(Document structure recognition data)
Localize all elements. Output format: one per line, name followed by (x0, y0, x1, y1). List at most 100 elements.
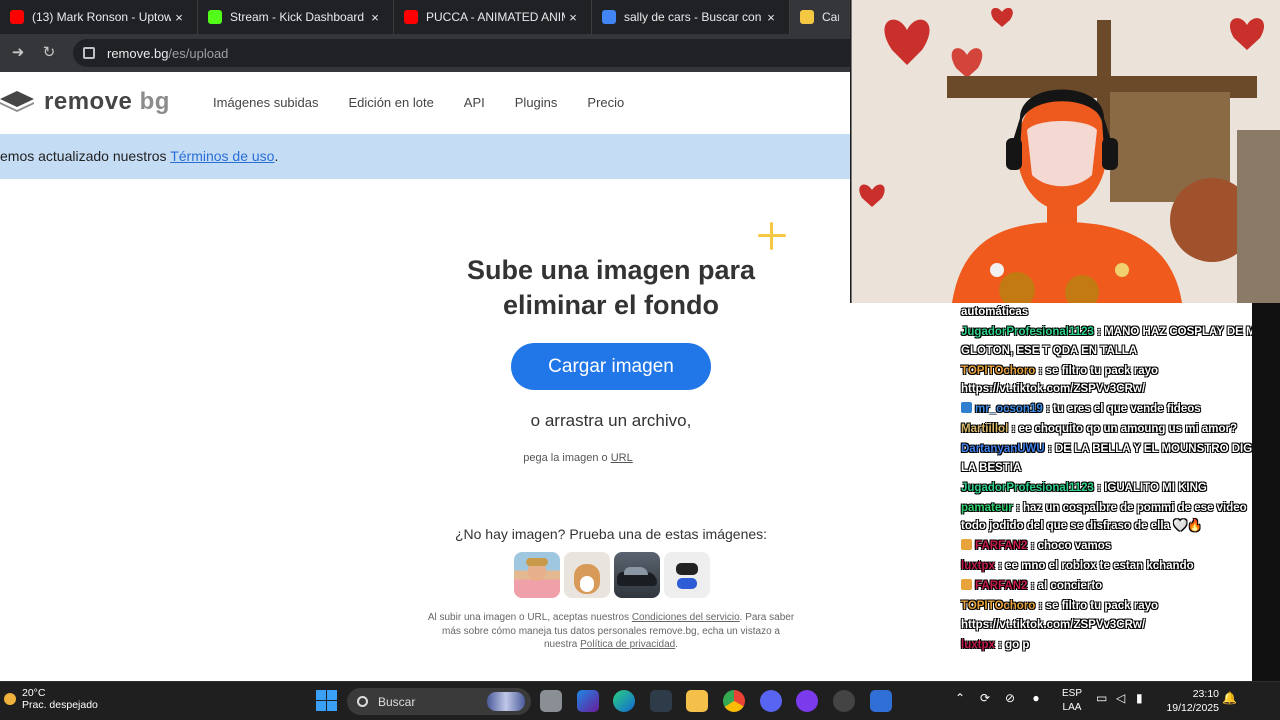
site-info-icon[interactable] (83, 47, 95, 59)
legal-notice: Al subir una imagen o URL, aceptas nuest… (425, 611, 797, 652)
volume-icon[interactable]: ◁ (1116, 691, 1125, 705)
tab-close-icon[interactable]: × (763, 10, 779, 25)
chat-separator: : (994, 638, 1006, 651)
browser-toolbar: ➜ ↻ remove.bg/es/upload (0, 34, 863, 72)
browser-tab[interactable]: PUCCA - ANIMATED ANIME OP× (394, 0, 592, 34)
chat-username: FARFAN2 (975, 580, 1028, 592)
forward-icon[interactable]: ➜ (8, 43, 28, 63)
sample-image-person[interactable] (514, 552, 560, 598)
tab-close-icon[interactable]: × (367, 10, 383, 25)
tab-close-icon[interactable]: × (171, 10, 187, 25)
browser-tab[interactable]: Carga (790, 0, 850, 34)
sample-image-gamepad[interactable] (664, 552, 710, 598)
chat-separator: : (1035, 600, 1046, 612)
input-language[interactable]: ESP LAA (1062, 687, 1082, 715)
browser-tab[interactable]: sally de cars - Buscar con Goog× (592, 0, 790, 34)
chrome-icon[interactable] (723, 690, 745, 712)
menu-item-plugins[interactable]: Plugins (515, 95, 558, 110)
browser-tab[interactable]: (13) Mark Ronson - Uptown Fu× (0, 0, 198, 34)
menu-item-uploaded-images[interactable]: Imágenes subidas (213, 95, 319, 110)
tab-label: sally de cars - Buscar con Goog (624, 10, 763, 24)
search-icon (357, 696, 368, 707)
terms-link[interactable]: Términos de uso (170, 148, 274, 164)
chat-message: JugadorProfesional1123 : IGUALITO MI KIN… (961, 479, 1271, 498)
chat-username: luxtpx (961, 638, 995, 651)
legal-text-3: . (675, 639, 678, 650)
menu-item-api[interactable]: API (464, 95, 485, 110)
tab-label: Carga (822, 10, 839, 24)
battery-icon[interactable]: ▮ (1136, 691, 1143, 705)
headline-line-1: Sube una imagen para (466, 255, 756, 285)
webcam-overlay (851, 0, 1280, 303)
removebg-icon (800, 10, 814, 24)
menu-item-bulk-editing[interactable]: Edición en lote (349, 95, 434, 110)
reload-icon[interactable]: ↻ (39, 43, 59, 63)
tab-label: PUCCA - ANIMATED ANIME OP (426, 10, 565, 24)
windows-start-icon[interactable] (316, 690, 337, 711)
show-hidden-icons[interactable]: ⌃ (955, 691, 965, 705)
roblox-icon[interactable] (870, 690, 892, 712)
webcam-image (852, 0, 1280, 303)
sync-icon[interactable]: ⟳ (980, 691, 990, 705)
chat-badge-icon (961, 402, 972, 413)
system-clock[interactable]: 23:10 19/12/2025 (1163, 687, 1219, 715)
menu-item-pricing[interactable]: Precio (587, 95, 624, 110)
site-header: remove bg Imágenes subidas Edición en lo… (0, 72, 850, 134)
chat-separator: : (1093, 326, 1105, 338)
task-view-icon[interactable] (540, 690, 562, 712)
network-off-icon[interactable]: ⊘ (1005, 691, 1015, 705)
chat-separator: : (1012, 501, 1024, 514)
chat-text: automáticas (961, 306, 1029, 318)
temperature: 20°C (22, 687, 46, 699)
chat-message: TOPITOchoro : se filtro tu pack rayo htt… (961, 597, 1271, 634)
obs-studio-icon[interactable] (833, 690, 855, 712)
url-link[interactable]: URL (611, 452, 633, 464)
edge-icon[interactable] (613, 690, 635, 712)
sample-image-car[interactable] (614, 552, 660, 598)
stream-chat: automáticas JugadorProfesional1123 : MANO… (850, 303, 1264, 681)
chat-separator: : (1008, 423, 1019, 435)
weather-condition: Prac. despejado (22, 699, 98, 711)
headline-line-2: eliminar el fondo (502, 290, 720, 320)
chat-separator: : (1027, 580, 1038, 592)
chat-text: IGUALITO MI KING (1104, 481, 1207, 494)
address-bar[interactable]: remove.bg/es/upload (73, 39, 863, 67)
search-highlight-image (487, 692, 525, 711)
main-menu: Imágenes subidas Edición en lote API Plu… (213, 95, 624, 110)
chat-username: Martiillol (961, 423, 1009, 435)
chat-badge-icon (961, 539, 972, 550)
upload-image-button[interactable]: Cargar imagen (511, 343, 711, 390)
chat-message: FARFAN2 : al concierto (961, 577, 1271, 596)
weather-widget[interactable]: 20°C Prac. despejado (4, 687, 98, 711)
chat-message: automáticas (961, 303, 1271, 322)
clock-date: 19/12/2025 (1166, 702, 1219, 714)
copilot-icon[interactable] (577, 690, 599, 712)
chat-message: JugadorProfesional1123 : MANO HAZ COSPLA… (961, 323, 1271, 360)
chat-text: ee choquito qo un amoung us mi amor? (1018, 423, 1238, 435)
chat-username: pamateur (961, 501, 1013, 514)
obs-like-app-icon[interactable] (796, 690, 818, 712)
privacy-policy-link[interactable]: Política de privacidad (580, 639, 675, 650)
notifications-icon[interactable]: 🔔 (1222, 691, 1237, 705)
chat-message: TOPITOchoro : se filtro tu pack rayo htt… (961, 362, 1271, 399)
file-explorer-icon[interactable] (686, 690, 708, 712)
chat-text: ee mno el roblox te estan kchando (1005, 560, 1194, 572)
clock-time: 23:10 (1192, 688, 1219, 700)
dark-strip (1252, 303, 1280, 681)
logo-text: remove bg (44, 88, 170, 115)
chat-text: al concierto (1037, 580, 1103, 592)
store-icon[interactable] (650, 690, 672, 712)
browser-tab[interactable]: Stream - Kick Dashboard × (198, 0, 394, 34)
drag-file-text: o arrastra un archivo, (530, 411, 692, 430)
tab-close-icon[interactable]: × (565, 10, 581, 25)
banner-period: . (274, 148, 279, 164)
microphone-icon[interactable]: ⦁ (1033, 691, 1039, 706)
chat-text: go p (1005, 638, 1030, 651)
chat-separator: : (1044, 443, 1055, 455)
taskbar-search[interactable]: Buscar (347, 688, 531, 715)
terms-of-service-link[interactable]: Condiciones del servicio (632, 612, 740, 623)
display-icon[interactable]: ▭ (1096, 691, 1107, 705)
removebg-logo[interactable]: remove bg (0, 88, 170, 116)
sample-image-dog[interactable] (564, 552, 610, 598)
discord-icon[interactable] (760, 690, 782, 712)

= What to do =
Transcribe all entries above exactly. Drop the pictures.

= Solution for this problem =
Localize all elements. Output format: one per line, name followed by (x0, y0, x1, y1). List at most 100 elements.
site-info-icon[interactable] (83, 47, 95, 59)
legal-notice: Al subir una imagen o URL, aceptas nuest… (425, 611, 797, 652)
volume-icon[interactable]: ◁ (1116, 691, 1125, 705)
tab-close-icon[interactable]: × (763, 10, 779, 25)
chat-separator: : (994, 638, 1006, 651)
browser-toolbar: ➜ ↻ remove.bg/es/upload (0, 34, 863, 72)
browser-tab[interactable]: PUCCA - ANIMATED ANIME OP× (394, 0, 592, 34)
chat-username: FARFAN2 (975, 580, 1028, 592)
forward-icon[interactable]: ➜ (8, 43, 28, 63)
sample-image-person[interactable] (514, 552, 560, 598)
tab-close-icon[interactable]: × (367, 10, 383, 25)
tab-close-icon[interactable]: × (171, 10, 187, 25)
browser-tab[interactable]: Carga (790, 0, 850, 34)
sample-image-gamepad[interactable] (664, 552, 710, 598)
chat-separator: : (1035, 600, 1046, 612)
input-language[interactable]: ESP LAA (1062, 687, 1082, 715)
browser-tab[interactable]: sally de cars - Buscar con Goog× (592, 0, 790, 34)
chrome-icon[interactable] (723, 690, 745, 712)
menu-item-plugins[interactable]: Plugins (515, 95, 558, 110)
browser-tab[interactable]: (13) Mark Ronson - Uptown Fu× (0, 0, 198, 34)
menu-item-uploaded-images[interactable]: Imágenes subidas (213, 95, 319, 110)
tab-label: sally de cars - Buscar con Goog (624, 10, 763, 24)
search-icon (357, 696, 368, 707)
terms-link[interactable]: Términos de uso (170, 148, 274, 164)
chat-message: JugadorProfesional1123 : IGUALITO MI KIN… (961, 479, 1271, 498)
chat-username: luxtpx (961, 638, 995, 651)
legal-text-3: . (675, 639, 678, 650)
menu-item-api[interactable]: API (464, 95, 485, 110)
tab-label: Carga (822, 10, 839, 24)
battery-icon[interactable]: ▮ (1136, 691, 1143, 705)
headline-line-1: Sube una imagen para (466, 255, 756, 285)
webcam-overlay (851, 0, 1280, 303)
removebg-icon (800, 10, 814, 24)
menu-item-bulk-editing[interactable]: Edición en lote (349, 95, 434, 110)
reload-icon[interactable]: ↻ (39, 43, 59, 63)
tab-label: PUCCA - ANIMATED ANIME OP (426, 10, 565, 24)
windows-start-icon[interactable] (316, 690, 337, 711)
show-hidden-icons[interactable]: ⌃ (955, 691, 965, 705)
roblox-icon[interactable] (870, 690, 892, 712)
webcam-image (852, 0, 1280, 303)
sync-icon[interactable]: ⟳ (980, 691, 990, 705)
chat-badge-icon (961, 402, 972, 413)
system-clock[interactable]: 23:10 19/12/2025 (1163, 687, 1219, 715)
menu-item-pricing[interactable]: Precio (587, 95, 624, 110)
site-header: remove bg Imágenes subidas Edición en lo… (0, 72, 850, 134)
chat-separator: : (1093, 326, 1105, 338)
task-view-icon[interactable] (540, 690, 562, 712)
network-off-icon[interactable]: ⊘ (1005, 691, 1015, 705)
chat-separator: : (1012, 501, 1024, 514)
chat-text: automáticas (961, 306, 1029, 318)
temperature: 20°C (22, 687, 46, 699)
chat-message: TOPITOchoro : se filtro tu pack rayo htt… (961, 597, 1271, 634)
obs-studio-icon[interactable] (833, 690, 855, 712)
url-link[interactable]: URL (611, 452, 633, 464)
edge-icon[interactable] (613, 690, 635, 712)
sample-image-car[interactable] (614, 552, 660, 598)
stream-chat: automáticas JugadorProfesional1123 : MANO… (850, 303, 1264, 681)
chat-separator: : (1008, 423, 1019, 435)
weather-condition: Prac. despejado (22, 699, 98, 711)
headline-line-2: eliminar el fondo (502, 290, 720, 320)
chat-separator: : (1027, 580, 1038, 592)
chat-text: IGUALITO MI KING (1104, 481, 1207, 494)
address-bar[interactable]: remove.bg/es/upload (73, 39, 863, 67)
search-highlight-image (487, 692, 525, 711)
main-menu: Imágenes subidas Edición en lote API Plu… (213, 95, 624, 110)
chat-username: Martiillol (961, 423, 1009, 435)
chat-badge-icon (961, 539, 972, 550)
upload-image-button[interactable]: Cargar imagen (511, 343, 711, 390)
chat-message: FARFAN2 : al concierto (961, 577, 1271, 596)
weather-widget[interactable]: 20°C Prac. despejado (4, 687, 98, 711)
chat-message: automáticas (961, 303, 1271, 322)
clock-date: 19/12/2025 (1166, 702, 1219, 714)
copilot-icon[interactable] (577, 690, 599, 712)
chat-message: JugadorProfesional1123 : MANO HAZ COSPLA… (961, 323, 1271, 360)
chat-text: ee choquito qo un amoung us mi amor? (1018, 423, 1238, 435)
chat-username: pamateur (961, 501, 1013, 514)
obs-like-app-icon[interactable] (796, 690, 818, 712)
privacy-policy-link[interactable]: Política de privacidad (580, 639, 675, 650)
notifications-icon[interactable]: 🔔 (1222, 691, 1237, 705)
chat-message: TOPITOchoro : se filtro tu pack rayo htt… (961, 362, 1271, 399)
file-explorer-icon[interactable] (686, 690, 708, 712)
chat-text: ee mno el roblox te estan kchando (1005, 560, 1194, 572)
clock-time: 23:10 (1192, 688, 1219, 700)
dark-strip (1252, 303, 1280, 681)
logo-text: remove bg (44, 88, 170, 115)
chat-text: al concierto (1037, 580, 1103, 592)
store-icon[interactable] (650, 690, 672, 712)
browser-tab[interactable]: Stream - Kick Dashboard × (198, 0, 394, 34)
drag-file-text: o arrastra un archivo, (530, 411, 692, 430)
tab-close-icon[interactable]: × (565, 10, 581, 25)
banner-period: . (274, 148, 279, 164)
microphone-icon[interactable]: ⦁ (1033, 691, 1039, 706)
chat-text: go p (1005, 638, 1030, 651)
chat-separator: : (1044, 443, 1055, 455)
taskbar-search[interactable]: Buscar (347, 688, 531, 715)
terms-of-service-link[interactable]: Condiciones del servicio (632, 612, 740, 623)
display-icon[interactable]: ▭ (1096, 691, 1107, 705)
removebg-logo[interactable]: remove bg (0, 88, 170, 116)
sample-image-dog[interactable] (564, 552, 610, 598)
discord-icon[interactable] (760, 690, 782, 712)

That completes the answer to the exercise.